<<<<

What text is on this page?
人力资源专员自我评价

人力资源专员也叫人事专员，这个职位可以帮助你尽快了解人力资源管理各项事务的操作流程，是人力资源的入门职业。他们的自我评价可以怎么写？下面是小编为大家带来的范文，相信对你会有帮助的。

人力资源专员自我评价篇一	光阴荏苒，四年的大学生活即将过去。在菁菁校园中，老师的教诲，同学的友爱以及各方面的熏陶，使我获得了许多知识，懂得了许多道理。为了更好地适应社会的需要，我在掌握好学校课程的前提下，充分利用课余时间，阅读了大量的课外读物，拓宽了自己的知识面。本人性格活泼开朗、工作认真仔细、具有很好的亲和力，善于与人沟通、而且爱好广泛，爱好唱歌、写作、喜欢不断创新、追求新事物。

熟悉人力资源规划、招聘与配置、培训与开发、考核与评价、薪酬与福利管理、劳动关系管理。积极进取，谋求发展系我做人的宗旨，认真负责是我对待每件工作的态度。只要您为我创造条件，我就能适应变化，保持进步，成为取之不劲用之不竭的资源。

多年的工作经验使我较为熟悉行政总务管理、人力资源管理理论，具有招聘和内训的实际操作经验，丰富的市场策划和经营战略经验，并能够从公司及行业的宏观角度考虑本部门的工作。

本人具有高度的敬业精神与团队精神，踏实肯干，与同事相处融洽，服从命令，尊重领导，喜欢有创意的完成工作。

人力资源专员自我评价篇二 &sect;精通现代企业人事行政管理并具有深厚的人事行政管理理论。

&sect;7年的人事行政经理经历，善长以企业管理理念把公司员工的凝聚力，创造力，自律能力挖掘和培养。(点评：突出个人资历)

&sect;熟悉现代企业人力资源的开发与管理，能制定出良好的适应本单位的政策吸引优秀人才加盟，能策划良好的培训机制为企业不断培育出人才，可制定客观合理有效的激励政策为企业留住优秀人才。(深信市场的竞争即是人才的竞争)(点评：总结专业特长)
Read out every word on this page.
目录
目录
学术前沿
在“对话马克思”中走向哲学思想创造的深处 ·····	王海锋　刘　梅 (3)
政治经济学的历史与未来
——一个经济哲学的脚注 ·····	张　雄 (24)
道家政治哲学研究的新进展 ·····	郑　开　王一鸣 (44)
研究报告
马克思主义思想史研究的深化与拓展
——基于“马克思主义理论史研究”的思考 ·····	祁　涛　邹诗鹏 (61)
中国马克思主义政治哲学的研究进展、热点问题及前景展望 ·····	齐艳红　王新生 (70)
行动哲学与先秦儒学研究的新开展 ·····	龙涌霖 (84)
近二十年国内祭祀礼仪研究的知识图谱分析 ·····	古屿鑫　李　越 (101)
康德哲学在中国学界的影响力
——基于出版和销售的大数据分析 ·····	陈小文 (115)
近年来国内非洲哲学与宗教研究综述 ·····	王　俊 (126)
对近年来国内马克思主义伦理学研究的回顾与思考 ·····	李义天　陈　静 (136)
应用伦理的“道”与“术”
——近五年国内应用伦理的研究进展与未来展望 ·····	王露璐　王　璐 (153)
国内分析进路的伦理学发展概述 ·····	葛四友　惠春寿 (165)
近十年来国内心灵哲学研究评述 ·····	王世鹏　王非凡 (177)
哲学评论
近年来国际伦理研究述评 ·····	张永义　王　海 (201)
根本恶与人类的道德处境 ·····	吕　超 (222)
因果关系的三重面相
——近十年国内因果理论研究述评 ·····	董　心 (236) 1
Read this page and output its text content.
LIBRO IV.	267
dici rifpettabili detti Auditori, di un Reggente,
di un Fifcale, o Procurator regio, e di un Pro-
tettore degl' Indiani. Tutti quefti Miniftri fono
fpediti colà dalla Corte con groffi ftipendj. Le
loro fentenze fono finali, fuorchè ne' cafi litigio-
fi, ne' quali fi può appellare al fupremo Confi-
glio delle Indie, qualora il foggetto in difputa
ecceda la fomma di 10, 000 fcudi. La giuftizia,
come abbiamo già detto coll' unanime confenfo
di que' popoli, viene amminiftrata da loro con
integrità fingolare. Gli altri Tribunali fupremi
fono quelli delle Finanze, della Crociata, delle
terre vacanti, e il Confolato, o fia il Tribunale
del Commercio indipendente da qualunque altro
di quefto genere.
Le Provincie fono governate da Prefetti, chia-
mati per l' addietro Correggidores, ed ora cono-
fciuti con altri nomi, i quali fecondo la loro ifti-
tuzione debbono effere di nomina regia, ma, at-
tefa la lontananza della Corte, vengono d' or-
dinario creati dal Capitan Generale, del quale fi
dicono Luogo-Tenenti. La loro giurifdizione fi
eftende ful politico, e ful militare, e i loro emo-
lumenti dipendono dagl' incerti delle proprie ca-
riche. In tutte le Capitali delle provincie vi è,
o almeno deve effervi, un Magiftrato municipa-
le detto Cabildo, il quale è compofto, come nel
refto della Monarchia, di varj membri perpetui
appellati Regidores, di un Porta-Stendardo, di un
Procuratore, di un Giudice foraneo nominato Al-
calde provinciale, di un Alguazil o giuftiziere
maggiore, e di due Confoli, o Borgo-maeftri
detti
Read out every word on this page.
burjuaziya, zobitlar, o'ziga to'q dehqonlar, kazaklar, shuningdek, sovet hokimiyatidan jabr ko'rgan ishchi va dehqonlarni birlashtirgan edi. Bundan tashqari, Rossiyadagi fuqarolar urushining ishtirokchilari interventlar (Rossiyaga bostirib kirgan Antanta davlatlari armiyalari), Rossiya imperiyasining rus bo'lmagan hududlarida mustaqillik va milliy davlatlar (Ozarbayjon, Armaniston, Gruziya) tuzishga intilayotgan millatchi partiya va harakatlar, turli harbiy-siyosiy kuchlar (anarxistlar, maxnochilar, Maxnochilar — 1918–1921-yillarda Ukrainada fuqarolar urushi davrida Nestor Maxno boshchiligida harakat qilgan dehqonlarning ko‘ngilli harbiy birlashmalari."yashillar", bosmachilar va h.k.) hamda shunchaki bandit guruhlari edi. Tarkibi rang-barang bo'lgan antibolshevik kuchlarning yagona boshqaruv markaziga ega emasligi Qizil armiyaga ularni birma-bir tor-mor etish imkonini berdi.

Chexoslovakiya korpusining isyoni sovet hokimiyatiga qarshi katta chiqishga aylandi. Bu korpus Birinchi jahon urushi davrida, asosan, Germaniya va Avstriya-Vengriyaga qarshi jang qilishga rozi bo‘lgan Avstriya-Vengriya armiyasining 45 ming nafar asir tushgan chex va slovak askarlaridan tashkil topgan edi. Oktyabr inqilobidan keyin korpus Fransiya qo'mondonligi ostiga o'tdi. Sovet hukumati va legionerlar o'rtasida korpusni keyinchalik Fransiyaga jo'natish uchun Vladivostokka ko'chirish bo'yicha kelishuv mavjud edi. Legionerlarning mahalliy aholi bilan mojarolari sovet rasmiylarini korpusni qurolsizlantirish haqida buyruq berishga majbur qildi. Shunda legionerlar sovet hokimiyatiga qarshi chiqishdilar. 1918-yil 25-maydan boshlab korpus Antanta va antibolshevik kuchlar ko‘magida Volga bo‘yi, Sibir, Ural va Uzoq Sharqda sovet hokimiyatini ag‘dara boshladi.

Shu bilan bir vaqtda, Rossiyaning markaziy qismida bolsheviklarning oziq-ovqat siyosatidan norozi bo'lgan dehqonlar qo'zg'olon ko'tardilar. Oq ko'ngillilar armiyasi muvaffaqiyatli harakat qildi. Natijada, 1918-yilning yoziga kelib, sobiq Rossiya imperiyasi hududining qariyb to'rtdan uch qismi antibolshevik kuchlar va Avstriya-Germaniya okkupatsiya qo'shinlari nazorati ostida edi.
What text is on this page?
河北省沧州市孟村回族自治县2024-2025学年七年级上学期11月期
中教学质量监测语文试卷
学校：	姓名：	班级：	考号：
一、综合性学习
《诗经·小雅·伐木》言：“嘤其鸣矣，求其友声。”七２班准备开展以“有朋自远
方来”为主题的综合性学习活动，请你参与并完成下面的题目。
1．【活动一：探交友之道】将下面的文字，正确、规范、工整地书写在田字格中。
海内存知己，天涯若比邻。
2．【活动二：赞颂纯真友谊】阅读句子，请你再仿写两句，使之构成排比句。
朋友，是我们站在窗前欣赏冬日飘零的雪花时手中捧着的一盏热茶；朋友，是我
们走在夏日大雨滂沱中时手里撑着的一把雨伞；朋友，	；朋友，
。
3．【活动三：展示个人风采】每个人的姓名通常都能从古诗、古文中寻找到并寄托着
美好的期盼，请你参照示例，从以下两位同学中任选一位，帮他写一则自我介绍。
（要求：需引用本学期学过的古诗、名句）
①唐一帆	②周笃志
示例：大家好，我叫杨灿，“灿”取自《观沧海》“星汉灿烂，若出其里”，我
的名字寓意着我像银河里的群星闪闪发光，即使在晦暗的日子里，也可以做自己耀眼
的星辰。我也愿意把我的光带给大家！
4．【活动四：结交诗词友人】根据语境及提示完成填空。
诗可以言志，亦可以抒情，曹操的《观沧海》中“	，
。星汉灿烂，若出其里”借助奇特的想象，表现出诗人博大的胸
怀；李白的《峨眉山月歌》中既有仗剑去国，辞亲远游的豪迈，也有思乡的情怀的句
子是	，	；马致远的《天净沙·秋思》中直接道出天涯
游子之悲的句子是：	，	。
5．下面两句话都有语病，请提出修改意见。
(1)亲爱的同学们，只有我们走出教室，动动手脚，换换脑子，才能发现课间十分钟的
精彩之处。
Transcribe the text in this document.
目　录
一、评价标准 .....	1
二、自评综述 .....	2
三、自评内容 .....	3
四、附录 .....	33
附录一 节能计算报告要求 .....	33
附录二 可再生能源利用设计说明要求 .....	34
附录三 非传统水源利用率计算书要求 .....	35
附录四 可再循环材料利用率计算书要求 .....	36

>>>>

=== EXERCISE REQUIREMENTS ===
Reproduce exactly the line containing "Transcribe the text in this document." and every line after it through the end of the records above, and nothing else.

=== EXERCISE SOLUTION ===
Transcribe the text in this document.
目　录
一、评价标准 .....	1
二、自评综述 .....	2
三、自评内容 .....	3
四、附录 .....	33
附录一 节能计算报告要求 .....	33
附录二 可再生能源利用设计说明要求 .....	34
附录三 非传统水源利用率计算书要求 .....	35
附录四 可再循环材料利用率计算书要求 .....	36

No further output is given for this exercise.